**Data to process:**

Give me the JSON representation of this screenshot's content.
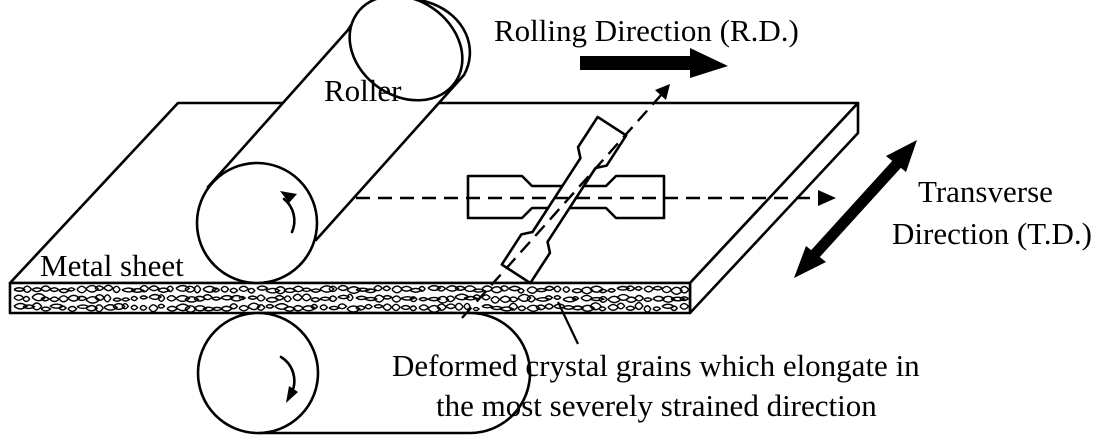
{
  "labels": {
    "rolling_direction": "Rolling Direction (R.D.)",
    "roller": "Roller",
    "transverse_line1": "Transverse",
    "transverse_line2": "Direction (T.D.)",
    "metal_sheet": "Metal sheet",
    "grains_line1": "Deformed crystal grains which elongate in",
    "grains_line2": "the most severely strained direction"
  },
  "colors": {
    "ink": "#000000",
    "paper": "#ffffff"
  }
}
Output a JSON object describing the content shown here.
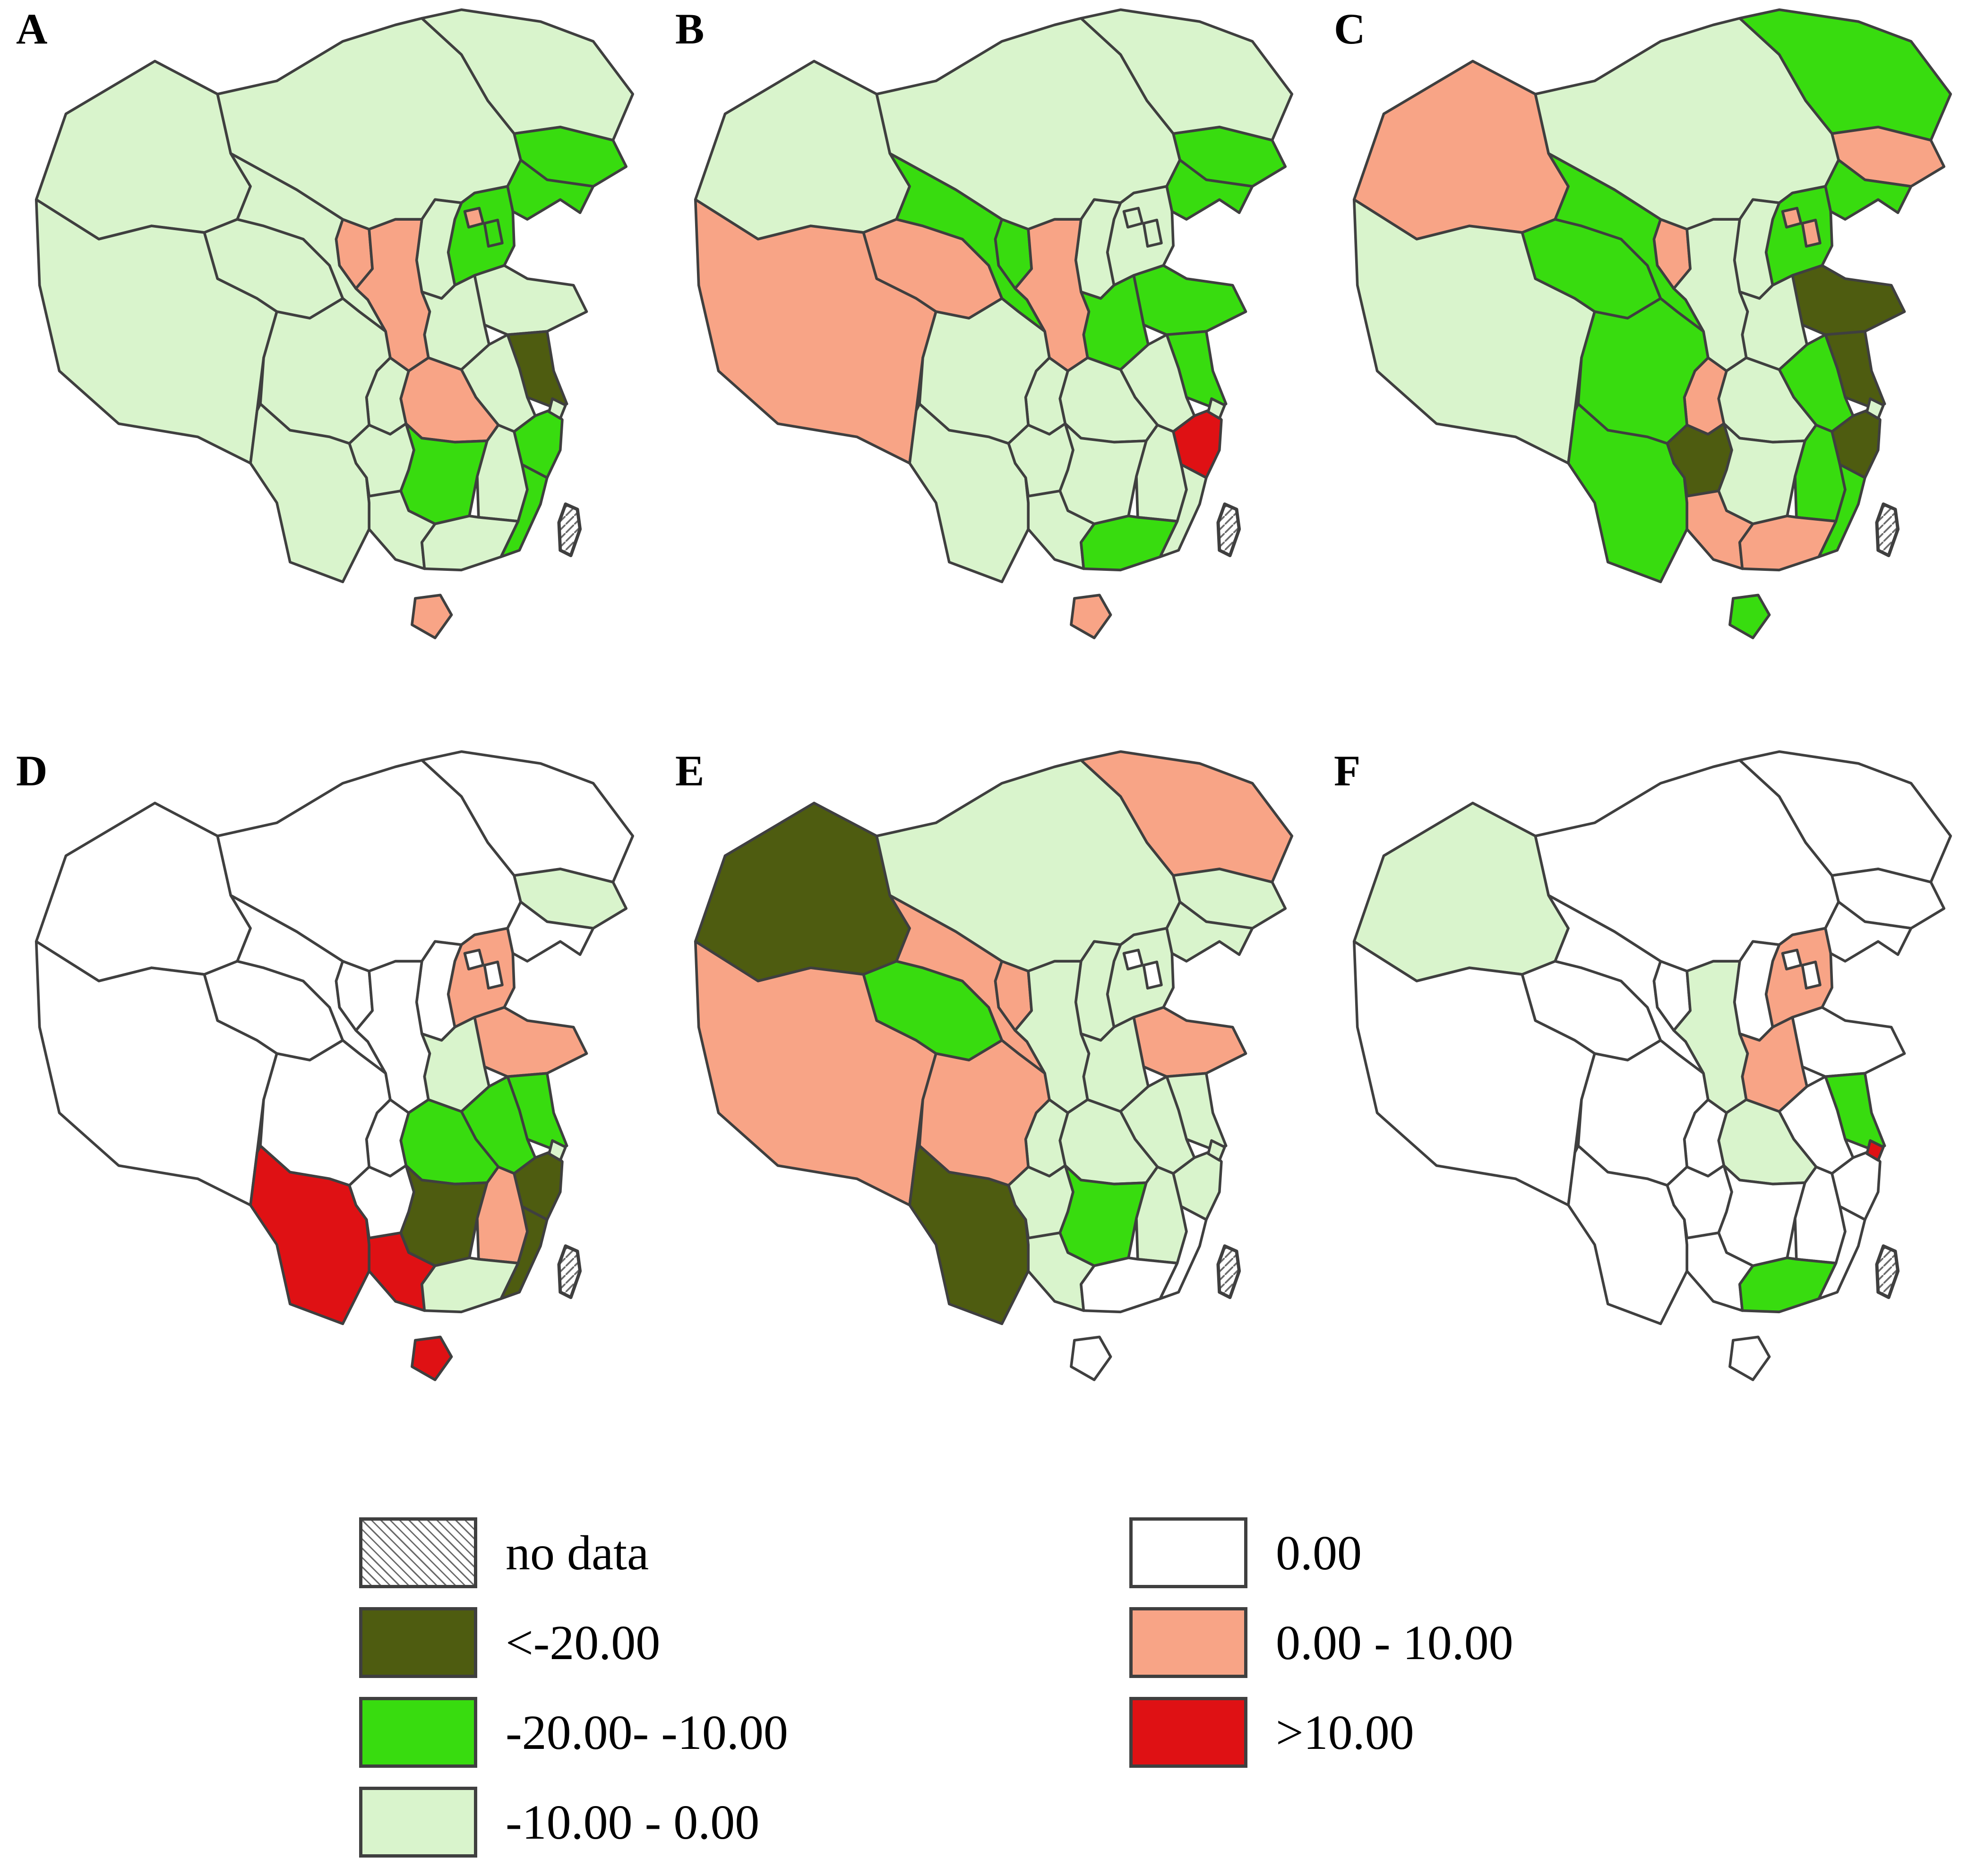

**Directions:**
Return the listing above in full and without alteration, excluding its pictures.

**Full response:**
Give me the JSON representation of this screenshot's content.
{
  "labels": {
    "rolling_direction": "Rolling Direction (R.D.)",
    "roller": "Roller",
    "transverse_line1": "Transverse",
    "transverse_line2": "Direction (T.D.)",
    "metal_sheet": "Metal sheet",
    "grains_line1": "Deformed crystal grains which elongate in",
    "grains_line2": "the most severely strained direction"
  },
  "colors": {
    "ink": "#000000",
    "paper": "#ffffff"
  }
}
Output a JSON object describing the content shown here.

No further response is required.